Given problem: Read the records below and copy each line that contains "this".

++++ Information shown ++++

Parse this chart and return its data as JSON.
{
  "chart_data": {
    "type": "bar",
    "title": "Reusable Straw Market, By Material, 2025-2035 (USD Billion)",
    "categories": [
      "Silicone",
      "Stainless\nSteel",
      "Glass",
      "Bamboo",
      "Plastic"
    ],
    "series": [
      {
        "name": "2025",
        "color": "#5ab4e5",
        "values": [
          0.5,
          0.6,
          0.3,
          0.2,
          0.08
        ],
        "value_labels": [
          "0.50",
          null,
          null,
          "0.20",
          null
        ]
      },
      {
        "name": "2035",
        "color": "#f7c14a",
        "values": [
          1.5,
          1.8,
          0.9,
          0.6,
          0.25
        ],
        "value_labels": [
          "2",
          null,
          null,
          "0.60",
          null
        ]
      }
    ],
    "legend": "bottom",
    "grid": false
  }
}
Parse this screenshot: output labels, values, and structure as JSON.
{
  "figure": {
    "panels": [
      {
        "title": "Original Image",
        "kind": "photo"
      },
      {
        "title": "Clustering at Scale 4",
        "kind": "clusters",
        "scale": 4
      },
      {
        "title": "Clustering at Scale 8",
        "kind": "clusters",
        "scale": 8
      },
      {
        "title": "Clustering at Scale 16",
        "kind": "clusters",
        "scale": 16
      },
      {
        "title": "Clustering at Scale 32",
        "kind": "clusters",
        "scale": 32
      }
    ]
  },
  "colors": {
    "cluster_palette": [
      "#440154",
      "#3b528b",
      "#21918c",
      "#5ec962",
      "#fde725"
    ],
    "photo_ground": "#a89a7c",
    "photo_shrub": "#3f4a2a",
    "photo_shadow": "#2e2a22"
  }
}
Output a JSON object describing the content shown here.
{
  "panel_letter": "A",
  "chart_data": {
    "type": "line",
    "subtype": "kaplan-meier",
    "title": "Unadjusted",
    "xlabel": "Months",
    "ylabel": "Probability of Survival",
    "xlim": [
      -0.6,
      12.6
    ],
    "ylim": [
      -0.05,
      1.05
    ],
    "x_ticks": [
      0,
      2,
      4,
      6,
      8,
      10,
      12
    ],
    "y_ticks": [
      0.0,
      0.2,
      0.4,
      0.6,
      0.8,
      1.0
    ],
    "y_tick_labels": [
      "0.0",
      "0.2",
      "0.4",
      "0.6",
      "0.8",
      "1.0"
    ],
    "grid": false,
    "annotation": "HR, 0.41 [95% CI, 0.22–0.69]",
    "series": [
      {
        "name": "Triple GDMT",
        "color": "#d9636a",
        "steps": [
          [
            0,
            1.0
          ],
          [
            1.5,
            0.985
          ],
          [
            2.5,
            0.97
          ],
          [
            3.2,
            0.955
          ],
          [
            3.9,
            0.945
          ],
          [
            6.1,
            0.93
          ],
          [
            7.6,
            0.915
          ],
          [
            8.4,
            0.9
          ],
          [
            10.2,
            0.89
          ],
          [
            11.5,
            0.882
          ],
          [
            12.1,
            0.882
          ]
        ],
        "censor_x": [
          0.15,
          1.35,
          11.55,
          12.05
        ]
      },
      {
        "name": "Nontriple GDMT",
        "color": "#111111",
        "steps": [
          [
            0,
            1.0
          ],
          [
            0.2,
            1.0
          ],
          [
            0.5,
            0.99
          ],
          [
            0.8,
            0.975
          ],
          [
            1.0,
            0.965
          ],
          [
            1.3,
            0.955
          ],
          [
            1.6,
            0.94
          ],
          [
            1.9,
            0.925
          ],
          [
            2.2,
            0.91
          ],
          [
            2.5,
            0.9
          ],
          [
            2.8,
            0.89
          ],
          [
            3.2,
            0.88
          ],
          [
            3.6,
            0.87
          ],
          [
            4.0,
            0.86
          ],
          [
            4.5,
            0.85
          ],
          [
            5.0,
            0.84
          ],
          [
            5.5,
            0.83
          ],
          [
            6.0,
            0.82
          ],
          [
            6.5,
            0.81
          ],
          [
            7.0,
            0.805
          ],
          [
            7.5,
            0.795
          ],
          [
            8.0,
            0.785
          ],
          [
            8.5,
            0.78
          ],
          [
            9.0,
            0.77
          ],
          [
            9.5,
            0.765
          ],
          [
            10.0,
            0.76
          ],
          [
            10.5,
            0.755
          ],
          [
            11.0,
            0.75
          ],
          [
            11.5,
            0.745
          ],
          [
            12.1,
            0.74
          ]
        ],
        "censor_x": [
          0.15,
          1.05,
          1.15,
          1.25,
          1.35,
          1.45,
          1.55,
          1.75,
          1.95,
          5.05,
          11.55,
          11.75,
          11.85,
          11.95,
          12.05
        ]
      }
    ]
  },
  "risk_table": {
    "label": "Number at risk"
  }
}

++++

Answer in full:
Parse this chart and return its data as JSON.
Parse this screenshot: output labels, values, and structure as JSON.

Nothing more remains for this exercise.